Exercise requirements:
Whenever a line carries the word "effects", pull it out of the entries.

Records for this task below:

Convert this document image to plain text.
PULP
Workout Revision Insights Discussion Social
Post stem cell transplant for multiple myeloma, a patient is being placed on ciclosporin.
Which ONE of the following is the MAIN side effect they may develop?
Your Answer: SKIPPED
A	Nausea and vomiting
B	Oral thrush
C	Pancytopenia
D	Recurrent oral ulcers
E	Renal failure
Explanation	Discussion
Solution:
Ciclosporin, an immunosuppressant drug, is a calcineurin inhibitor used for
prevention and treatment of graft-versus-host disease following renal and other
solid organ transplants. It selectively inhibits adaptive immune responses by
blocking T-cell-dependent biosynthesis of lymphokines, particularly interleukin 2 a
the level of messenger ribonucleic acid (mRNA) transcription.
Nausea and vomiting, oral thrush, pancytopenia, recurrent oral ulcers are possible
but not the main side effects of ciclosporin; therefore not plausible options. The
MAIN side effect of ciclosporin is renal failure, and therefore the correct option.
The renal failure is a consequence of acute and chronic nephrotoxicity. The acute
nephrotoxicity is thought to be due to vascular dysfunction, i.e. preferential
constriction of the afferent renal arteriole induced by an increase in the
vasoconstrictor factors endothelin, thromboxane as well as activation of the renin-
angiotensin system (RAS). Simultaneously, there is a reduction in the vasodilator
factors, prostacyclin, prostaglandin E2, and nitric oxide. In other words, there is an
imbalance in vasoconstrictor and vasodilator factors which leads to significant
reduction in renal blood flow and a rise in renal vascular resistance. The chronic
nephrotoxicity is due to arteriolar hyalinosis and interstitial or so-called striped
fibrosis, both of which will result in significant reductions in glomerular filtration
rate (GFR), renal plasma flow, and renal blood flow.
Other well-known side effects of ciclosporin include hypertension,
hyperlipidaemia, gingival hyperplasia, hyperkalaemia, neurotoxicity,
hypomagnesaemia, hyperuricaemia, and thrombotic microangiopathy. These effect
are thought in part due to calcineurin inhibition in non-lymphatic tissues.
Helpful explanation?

End of Records for this task.

Solved exercise:
but not the main side effects of ciclosporin; therefore not plausible options. The
Other well-known side effects of ciclosporin include hypertension,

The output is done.